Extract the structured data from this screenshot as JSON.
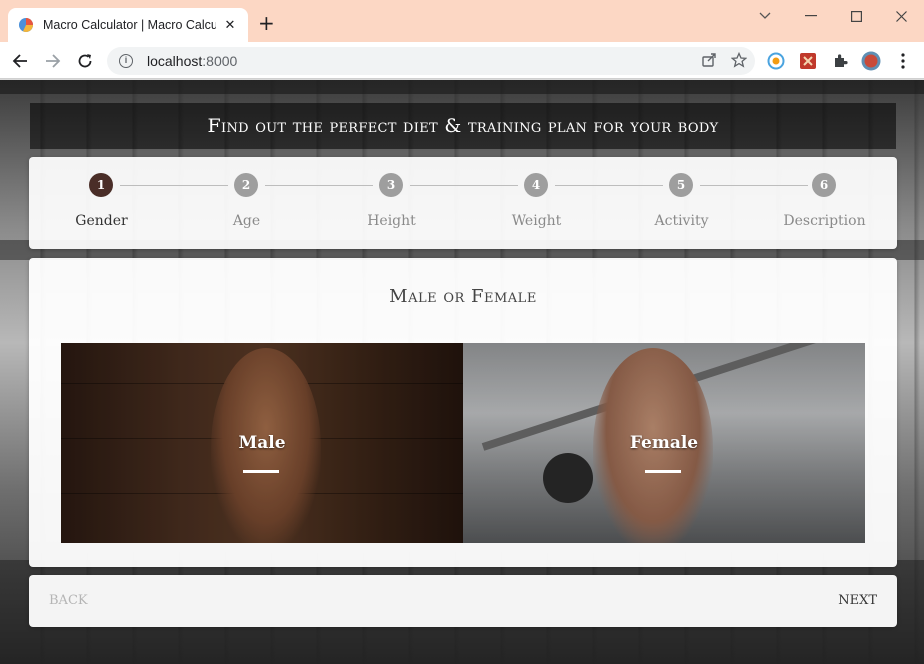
{
  "browser": {
    "tab_title": "Macro Calculator | Macro Calculator",
    "tab_close": "✕",
    "new_tab": "+",
    "url_host": "localhost",
    "url_port": ":8000"
  },
  "page": {
    "banner_title": "Find out the perfect diet & training plan for your body",
    "steps": [
      {
        "number": "1",
        "label": "Gender",
        "active": true
      },
      {
        "number": "2",
        "label": "Age",
        "active": false
      },
      {
        "number": "3",
        "label": "Height",
        "active": false
      },
      {
        "number": "4",
        "label": "Weight",
        "active": false
      },
      {
        "number": "5",
        "label": "Activity",
        "active": false
      },
      {
        "number": "6",
        "label": "Description",
        "active": false
      }
    ],
    "question": "Male or Female",
    "options": [
      {
        "label": "Male"
      },
      {
        "label": "Female"
      }
    ],
    "back_label": "BACK",
    "next_label": "NEXT"
  },
  "colors": {
    "active_step": "#4a2e28",
    "inactive_step": "#9e9e9e",
    "titlebar": "#fcd7c4"
  }
}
○ ○ ○ ○ ○
▸ **GIVEN TASK**: What is needed is an exact reproduction of the data, pictures excluded.

▸ **THE REPLY**:
Extract the structured data from this screenshot as JSON.
{
  "browser": {
    "tab_title": "Macro Calculator | Macro Calculator",
    "tab_close": "✕",
    "new_tab": "+",
    "url_host": "localhost",
    "url_port": ":8000"
  },
  "page": {
    "banner_title": "Find out the perfect diet & training plan for your body",
    "steps": [
      {
        "number": "1",
        "label": "Gender",
        "active": true
      },
      {
        "number": "2",
        "label": "Age",
        "active": false
      },
      {
        "number": "3",
        "label": "Height",
        "active": false
      },
      {
        "number": "4",
        "label": "Weight",
        "active": false
      },
      {
        "number": "5",
        "label": "Activity",
        "active": false
      },
      {
        "number": "6",
        "label": "Description",
        "active": false
      }
    ],
    "question": "Male or Female",
    "options": [
      {
        "label": "Male"
      },
      {
        "label": "Female"
      }
    ],
    "back_label": "BACK",
    "next_label": "NEXT"
  },
  "colors": {
    "active_step": "#4a2e28",
    "inactive_step": "#9e9e9e",
    "titlebar": "#fcd7c4"
  }
}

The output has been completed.